説明

往復駆動機構及びこれを用いた光学装置

【課題】 往復駆動機構の小型化を図る。
【解決手段】 本発明に係る往復駆動機構は、内ねじ21が形成された筒状の静止体2と、該静止体2の内部に設置されて内ねじ21と螺合する外ねじ31が形成された回転体3と、静止体2の外周面に取り付けられて静止体2に周方向の進行波を発生させるための一対の圧電素子5、6とを具え、該一対の圧電素子5、6は、静止体2に発生する進行波の1/4波長分だけ静止体2の周方向にずれた位置に配置され、該一対の圧電素子5、6に対して互いに90度の位相差を有する交番電圧を印加して、静止体2内で回転体3を回転させる。

【発明の詳細な説明】
【技術分野】
【0001】
本発明は、光学部品等の対象物を往復駆動するための往復駆動機構、並びに該往復駆動機構を用いた光学装置に関するものである。
【背景技術】
【0002】
従来、デジタルカメラ等の光学装置においては、電気モータを動力源とするオートフォーカス機構やズーム機構が搭載されており、例えばオートフォーカス機構においては、モータの回転を対物レンズの枠体に伝えることにより、対物レンズを光学軸に沿って前後に移動させて、オートフォーカス動作を実現している(特許文献1〜3参照)。
【特許文献1】特開平8−327879号公報
【特許文献1】特開平11−84200号公報
【特許文献1】特開2002−168308号公報
【発明の開示】
【発明が解決しようとする課題】
【0003】
しかしながら、従来のオートフォーカス機構やズーム機構等の往復駆動機構においては、高精度な位置制御が必要となるため、モータの高い回転数を低速の回転数まで減速する減速機構や、回転運動を直線運動に変換する変換機構が必要であり、この様な減速機構や変換機構は多数のギアを用いて構成されていることから、往復駆動機構が大型となって、光学装置の小型化を阻害している問題があった。

要素配置データ
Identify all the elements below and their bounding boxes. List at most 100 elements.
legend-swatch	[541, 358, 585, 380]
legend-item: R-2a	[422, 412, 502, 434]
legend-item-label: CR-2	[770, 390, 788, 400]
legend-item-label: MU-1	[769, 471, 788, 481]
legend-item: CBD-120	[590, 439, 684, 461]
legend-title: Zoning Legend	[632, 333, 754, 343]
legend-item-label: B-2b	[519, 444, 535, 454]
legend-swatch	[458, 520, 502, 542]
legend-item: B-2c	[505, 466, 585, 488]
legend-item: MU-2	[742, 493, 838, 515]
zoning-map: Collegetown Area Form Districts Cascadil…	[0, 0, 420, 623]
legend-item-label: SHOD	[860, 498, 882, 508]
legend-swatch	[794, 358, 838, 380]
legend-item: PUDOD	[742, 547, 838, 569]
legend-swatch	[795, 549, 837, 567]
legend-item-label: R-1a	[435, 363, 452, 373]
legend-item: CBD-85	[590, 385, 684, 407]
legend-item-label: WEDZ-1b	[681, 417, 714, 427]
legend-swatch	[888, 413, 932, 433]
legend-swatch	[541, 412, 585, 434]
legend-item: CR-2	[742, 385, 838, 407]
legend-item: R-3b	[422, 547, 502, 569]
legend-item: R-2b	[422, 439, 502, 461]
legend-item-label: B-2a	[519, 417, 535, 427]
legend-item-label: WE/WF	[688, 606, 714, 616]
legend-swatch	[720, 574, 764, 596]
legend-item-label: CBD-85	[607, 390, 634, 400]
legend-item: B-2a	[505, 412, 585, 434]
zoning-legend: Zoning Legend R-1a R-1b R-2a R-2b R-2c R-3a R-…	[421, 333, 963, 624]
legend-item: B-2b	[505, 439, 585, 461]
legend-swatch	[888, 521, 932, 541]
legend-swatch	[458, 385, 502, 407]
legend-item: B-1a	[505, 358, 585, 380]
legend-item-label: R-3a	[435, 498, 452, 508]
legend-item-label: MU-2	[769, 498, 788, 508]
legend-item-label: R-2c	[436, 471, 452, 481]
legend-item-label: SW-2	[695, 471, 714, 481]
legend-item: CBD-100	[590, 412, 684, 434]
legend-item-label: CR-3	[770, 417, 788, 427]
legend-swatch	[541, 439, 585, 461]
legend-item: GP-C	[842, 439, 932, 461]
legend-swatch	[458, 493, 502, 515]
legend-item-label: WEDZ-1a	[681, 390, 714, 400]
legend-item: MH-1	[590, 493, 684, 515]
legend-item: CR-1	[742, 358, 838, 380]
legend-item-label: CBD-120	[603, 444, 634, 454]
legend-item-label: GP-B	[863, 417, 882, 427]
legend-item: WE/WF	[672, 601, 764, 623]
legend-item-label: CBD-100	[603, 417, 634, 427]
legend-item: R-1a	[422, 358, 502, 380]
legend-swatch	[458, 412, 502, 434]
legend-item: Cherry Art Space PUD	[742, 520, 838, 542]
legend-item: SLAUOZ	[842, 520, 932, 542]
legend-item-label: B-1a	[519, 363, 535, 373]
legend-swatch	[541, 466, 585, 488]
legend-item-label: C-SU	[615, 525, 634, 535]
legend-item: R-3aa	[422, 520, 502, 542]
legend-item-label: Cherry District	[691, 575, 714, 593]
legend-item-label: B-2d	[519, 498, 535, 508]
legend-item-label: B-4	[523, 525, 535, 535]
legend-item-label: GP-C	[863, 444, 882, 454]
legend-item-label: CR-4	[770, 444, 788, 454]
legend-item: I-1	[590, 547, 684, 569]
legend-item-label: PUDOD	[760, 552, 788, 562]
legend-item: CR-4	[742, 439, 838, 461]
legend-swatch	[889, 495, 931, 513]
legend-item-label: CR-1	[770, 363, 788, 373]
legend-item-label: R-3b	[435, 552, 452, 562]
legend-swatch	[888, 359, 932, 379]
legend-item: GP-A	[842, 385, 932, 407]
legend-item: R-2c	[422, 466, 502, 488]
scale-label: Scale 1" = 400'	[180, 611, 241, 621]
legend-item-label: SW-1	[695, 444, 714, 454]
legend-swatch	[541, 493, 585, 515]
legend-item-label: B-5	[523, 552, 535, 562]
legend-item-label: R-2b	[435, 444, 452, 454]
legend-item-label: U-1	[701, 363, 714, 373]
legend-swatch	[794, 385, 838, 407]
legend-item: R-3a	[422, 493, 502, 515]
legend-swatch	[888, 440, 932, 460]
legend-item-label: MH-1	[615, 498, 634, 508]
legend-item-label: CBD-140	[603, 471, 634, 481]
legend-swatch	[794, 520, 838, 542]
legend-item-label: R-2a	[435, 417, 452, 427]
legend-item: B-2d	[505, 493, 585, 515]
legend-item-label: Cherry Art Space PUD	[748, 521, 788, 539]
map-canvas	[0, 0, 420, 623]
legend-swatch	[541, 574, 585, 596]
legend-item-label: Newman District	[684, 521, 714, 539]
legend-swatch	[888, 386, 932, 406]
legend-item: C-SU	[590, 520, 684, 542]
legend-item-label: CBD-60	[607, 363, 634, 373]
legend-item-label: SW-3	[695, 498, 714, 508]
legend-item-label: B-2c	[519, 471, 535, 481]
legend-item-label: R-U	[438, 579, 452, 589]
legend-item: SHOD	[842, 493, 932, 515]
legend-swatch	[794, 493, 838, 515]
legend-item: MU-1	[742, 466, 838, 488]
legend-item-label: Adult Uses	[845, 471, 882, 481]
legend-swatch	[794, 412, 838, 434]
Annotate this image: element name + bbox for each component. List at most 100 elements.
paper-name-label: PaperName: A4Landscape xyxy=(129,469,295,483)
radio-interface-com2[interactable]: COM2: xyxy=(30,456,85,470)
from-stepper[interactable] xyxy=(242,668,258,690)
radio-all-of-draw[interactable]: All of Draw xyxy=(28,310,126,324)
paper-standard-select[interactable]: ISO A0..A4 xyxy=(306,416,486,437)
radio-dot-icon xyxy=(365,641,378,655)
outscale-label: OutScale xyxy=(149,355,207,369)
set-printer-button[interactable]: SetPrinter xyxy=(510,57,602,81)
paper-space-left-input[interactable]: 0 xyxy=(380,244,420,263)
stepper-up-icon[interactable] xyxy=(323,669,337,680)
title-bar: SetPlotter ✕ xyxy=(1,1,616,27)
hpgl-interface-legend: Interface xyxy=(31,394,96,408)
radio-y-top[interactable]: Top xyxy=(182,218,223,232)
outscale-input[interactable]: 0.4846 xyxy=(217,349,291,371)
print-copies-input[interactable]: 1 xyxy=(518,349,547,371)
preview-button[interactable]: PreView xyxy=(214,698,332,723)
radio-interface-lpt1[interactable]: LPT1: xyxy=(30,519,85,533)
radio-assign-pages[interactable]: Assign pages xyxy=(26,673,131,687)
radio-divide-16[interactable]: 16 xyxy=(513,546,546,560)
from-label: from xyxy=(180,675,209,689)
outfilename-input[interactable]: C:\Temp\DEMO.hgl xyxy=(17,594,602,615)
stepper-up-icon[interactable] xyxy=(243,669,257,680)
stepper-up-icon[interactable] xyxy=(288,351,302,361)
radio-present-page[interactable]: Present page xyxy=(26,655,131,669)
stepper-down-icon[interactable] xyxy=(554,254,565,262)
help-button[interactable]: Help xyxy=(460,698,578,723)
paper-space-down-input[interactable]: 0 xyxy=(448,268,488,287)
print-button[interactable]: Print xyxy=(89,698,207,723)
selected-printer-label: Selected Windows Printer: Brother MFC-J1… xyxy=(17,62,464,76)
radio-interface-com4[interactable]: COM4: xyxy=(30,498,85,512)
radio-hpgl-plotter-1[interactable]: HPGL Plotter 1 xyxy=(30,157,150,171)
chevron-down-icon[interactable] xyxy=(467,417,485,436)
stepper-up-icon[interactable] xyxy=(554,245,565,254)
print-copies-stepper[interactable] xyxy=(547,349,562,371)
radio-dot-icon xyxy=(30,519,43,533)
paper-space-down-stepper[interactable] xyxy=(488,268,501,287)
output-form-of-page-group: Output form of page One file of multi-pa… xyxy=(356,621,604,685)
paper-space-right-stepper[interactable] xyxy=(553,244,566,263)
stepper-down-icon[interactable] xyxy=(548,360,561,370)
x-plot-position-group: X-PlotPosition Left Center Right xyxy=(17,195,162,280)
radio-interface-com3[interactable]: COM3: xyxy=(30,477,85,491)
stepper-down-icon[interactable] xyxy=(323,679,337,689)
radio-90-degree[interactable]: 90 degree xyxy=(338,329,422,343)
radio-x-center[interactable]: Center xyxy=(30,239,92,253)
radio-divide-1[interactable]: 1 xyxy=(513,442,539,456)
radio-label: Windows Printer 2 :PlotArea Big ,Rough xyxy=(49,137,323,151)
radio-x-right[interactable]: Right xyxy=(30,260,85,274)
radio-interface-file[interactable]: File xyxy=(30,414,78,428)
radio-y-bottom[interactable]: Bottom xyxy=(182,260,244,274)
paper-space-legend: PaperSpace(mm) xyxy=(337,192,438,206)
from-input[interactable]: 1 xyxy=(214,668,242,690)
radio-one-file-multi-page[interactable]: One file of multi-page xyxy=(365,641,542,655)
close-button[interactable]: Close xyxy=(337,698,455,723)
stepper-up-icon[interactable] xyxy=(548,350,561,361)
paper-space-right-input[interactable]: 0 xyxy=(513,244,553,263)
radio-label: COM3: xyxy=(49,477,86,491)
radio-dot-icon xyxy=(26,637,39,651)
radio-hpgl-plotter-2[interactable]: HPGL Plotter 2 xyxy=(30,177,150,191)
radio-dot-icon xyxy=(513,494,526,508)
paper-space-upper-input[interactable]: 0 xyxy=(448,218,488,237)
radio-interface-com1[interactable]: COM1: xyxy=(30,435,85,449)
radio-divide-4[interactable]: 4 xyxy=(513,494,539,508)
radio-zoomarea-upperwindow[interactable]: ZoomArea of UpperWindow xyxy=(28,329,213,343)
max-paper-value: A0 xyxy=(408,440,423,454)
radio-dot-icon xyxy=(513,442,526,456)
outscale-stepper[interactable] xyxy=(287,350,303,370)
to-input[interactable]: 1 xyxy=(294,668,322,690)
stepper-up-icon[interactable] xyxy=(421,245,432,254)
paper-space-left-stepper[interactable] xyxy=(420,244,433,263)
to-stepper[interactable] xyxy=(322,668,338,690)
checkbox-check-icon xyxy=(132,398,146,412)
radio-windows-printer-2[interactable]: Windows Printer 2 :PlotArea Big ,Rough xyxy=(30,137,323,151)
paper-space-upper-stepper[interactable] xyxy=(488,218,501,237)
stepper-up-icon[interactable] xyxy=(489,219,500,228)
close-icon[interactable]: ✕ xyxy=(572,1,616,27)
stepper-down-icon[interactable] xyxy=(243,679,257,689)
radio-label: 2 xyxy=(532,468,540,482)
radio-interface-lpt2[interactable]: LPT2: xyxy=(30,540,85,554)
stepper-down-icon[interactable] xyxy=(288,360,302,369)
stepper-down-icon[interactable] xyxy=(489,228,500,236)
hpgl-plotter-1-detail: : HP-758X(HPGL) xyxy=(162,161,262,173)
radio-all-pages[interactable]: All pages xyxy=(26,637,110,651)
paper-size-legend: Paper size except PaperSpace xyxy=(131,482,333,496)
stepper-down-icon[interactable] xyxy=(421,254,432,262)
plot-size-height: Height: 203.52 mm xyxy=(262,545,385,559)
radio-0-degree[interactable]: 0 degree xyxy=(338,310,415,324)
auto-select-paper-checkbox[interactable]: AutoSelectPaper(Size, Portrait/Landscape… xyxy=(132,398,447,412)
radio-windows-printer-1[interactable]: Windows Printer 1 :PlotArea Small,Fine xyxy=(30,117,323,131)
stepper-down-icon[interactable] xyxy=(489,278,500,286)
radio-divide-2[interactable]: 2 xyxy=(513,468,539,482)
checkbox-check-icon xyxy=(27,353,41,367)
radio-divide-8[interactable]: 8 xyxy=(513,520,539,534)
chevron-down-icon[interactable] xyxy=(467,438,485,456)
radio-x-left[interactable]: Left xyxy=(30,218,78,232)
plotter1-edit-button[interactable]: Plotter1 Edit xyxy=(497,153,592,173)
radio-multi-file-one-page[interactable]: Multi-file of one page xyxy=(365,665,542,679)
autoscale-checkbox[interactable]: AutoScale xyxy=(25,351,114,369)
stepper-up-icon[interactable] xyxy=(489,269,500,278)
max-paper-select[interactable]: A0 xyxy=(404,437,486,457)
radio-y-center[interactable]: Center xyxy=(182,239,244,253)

■ 作業内容 ■
往復駆動機構についての本文を、一字も変えずに最初から最後まで出力してください。

■ 出力結果 ■
説明

往復駆動機構及びこれを用いた光学装置

【課題】 往復駆動機構の小型化を図る。
【解決手段】 本発明に係る往復駆動機構は、内ねじ21が形成された筒状の静止体2と、該静止体2の内部に設置されて内ねじ21と螺合する外ねじ31が形成された回転体3と、静止体2の外周面に取り付けられて静止体2に周方向の進行波を発生させるための一対の圧電素子5、6とを具え、該一対の圧電素子5、6は、静止体2に発生する進行波の1/4波長分だけ静止体2の周方向にずれた位置に配置され、該一対の圧電素子5、6に対して互いに90度の位相差を有する交番電圧を印加して、静止体2内で回転体3を回転させる。

【発明の詳細な説明】
【技術分野】
【0001】
本発明は、光学部品等の対象物を往復駆動するための往復駆動機構、並びに該往復駆動機構を用いた光学装置に関するものである。
【背景技術】
【0002】
従来、デジタルカメラ等の光学装置においては、電気モータを動力源とするオートフォーカス機構やズーム機構が搭載されており、例えばオートフォーカス機構においては、モータの回転を対物レンズの枠体に伝えることにより、対物レンズを光学軸に沿って前後に移動させて、オートフォーカス動作を実現している(特許文献1〜3参照)。
【特許文献1】特開平8−327879号公報
【特許文献1】特開平11−84200号公報
【特許文献1】特開2002−168308号公報
【発明の開示】
【発明が解決しようとする課題】
【0003】
しかしながら、従来のオートフォーカス機構やズーム機構等の往復駆動機構においては、高精度な位置制御が必要となるため、モータの高い回転数を低速の回転数まで減速する減速機構や、回転運動を直線運動に変換する変換機構が必要であり、この様な減速機構や変換機構は多数のギアを用いて構成されていることから、往復駆動機構が大型となって、光学装置の小型化を阻害している問題があった。